* _Passage given_:
This Tax Information and Impact Note (TIIN) updates and replaces the TIIN published on 11 July 2019.

Detailed proposal

Operative date

This measure will have effect for contracts entered into, or for payments made for work carried out, on or after 6 April 2021.

Current law

Current law is included in Income Tax (Earnings and Pensions) Act 2003 (ITEPA 2003) Part 2 Chapter 8, sections 48 to 61, (ITEPA 2003), Part 2 Chapter 10, sections 61K to 61X and the Social Security Contributions (Intermediaries) Regulations 2000 (SI 2000 No 727).

Proposed revisions

Changes to legislation received Royal Assent as part of Finance Act 2020, which amended Chapters 8 and 10 in ITEPA 2003 (as well as making other consequential amendments).

Further aspects of the changes are set out in the Income Tax (Pay as You Earn) (Amendment No. 3) Regulations 2020 (amending the Income Tax (Pay as You Earn) Regulations 2003) and the Social Security Contributions (Intermediaries) (Miscellaneous Amendments) Regulations 2020 (amending the Social Security Contributions (Intermediaries) Regulations 2000).

The combined revisions will mean that where an individual works for a medium or large-sized client organisation outside of the public sector, through their own PSC and falls within the rules:

  • the party paying the individual’s PSC (the “fee-payer” or “deemed employer”) is treated as an employer for the purposes of Income Tax and Class 1 National Insurance contributions
  • the amount paid to the individual’s PSC for the individual’s services is deemed to be a payment of employment income, or of earnings for Class 1 National Insurance contributions for that individual
  • the party paying the worker’s intermediary (the “fee-payer”) is liable for secondary Class 1 NICs and must deduct tax and NICs from the payments they make to the worker’s intermediary in respect of the services of the worker
  • the person deemed to be the employer for tax purposes is obliged to remit payments to HMRC and to send HMRC information about the payments using Real Time Information (RTI) returns

A technical change to the off-payroll working rules will be made in Finance Bill 2021, to ensure the legislation operates as intended from 6 April 2021 for engagements where an intermediary is a company. The change will not affect the content of this Tax Information and Impact Note.

* _Supplied data_:

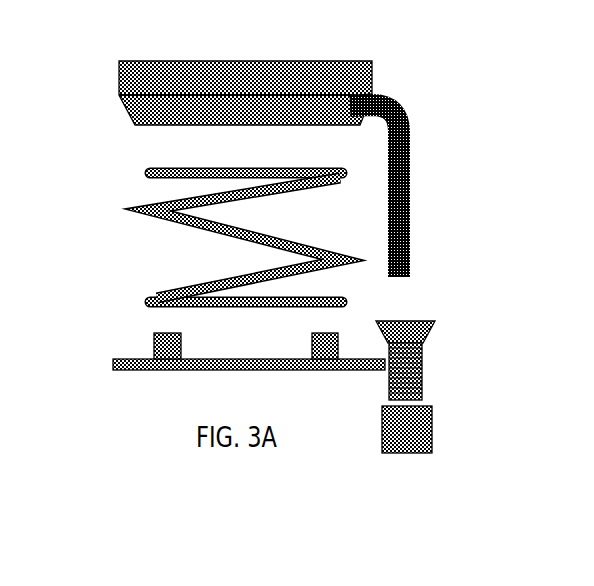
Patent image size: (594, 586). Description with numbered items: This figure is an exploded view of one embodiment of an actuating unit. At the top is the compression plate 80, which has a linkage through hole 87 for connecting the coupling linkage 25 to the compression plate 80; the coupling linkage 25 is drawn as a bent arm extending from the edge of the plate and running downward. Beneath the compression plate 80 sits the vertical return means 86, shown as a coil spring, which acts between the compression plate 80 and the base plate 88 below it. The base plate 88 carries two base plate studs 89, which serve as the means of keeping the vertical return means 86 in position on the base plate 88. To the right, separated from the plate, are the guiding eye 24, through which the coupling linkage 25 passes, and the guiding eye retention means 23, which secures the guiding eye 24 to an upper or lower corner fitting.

The compression plate 80 is at (155, 75).
The linkage through hole 87 is at (355, 95).
The coupling linkage 25 is at (410, 185).
The vertical return means 86 is at (233, 238).
The base plate 88 is at (132, 366).
The base plate studs 89 is at (313, 343).
The guiding eye 24 is at (412, 348).
The guiding eye retention means 23 is at (412, 432).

* _Task directions_: Could you quote the tax impact note word for word, from "Further aspects of" up to and including "(Intermediaries) Regulations 2000)."?

* _Output for this exercise_:
Further aspects of the changes are set out in the Income Tax (Pay as You Earn) (Amendment No. 3) Regulations 2020 (amending the Income Tax (Pay as You Earn) Regulations 2003) and the Social Security Contributions (Intermediaries) (Miscellaneous Amendments) Regulations 2020 (amending the Social Security Contributions (Intermediaries) Regulations 2000).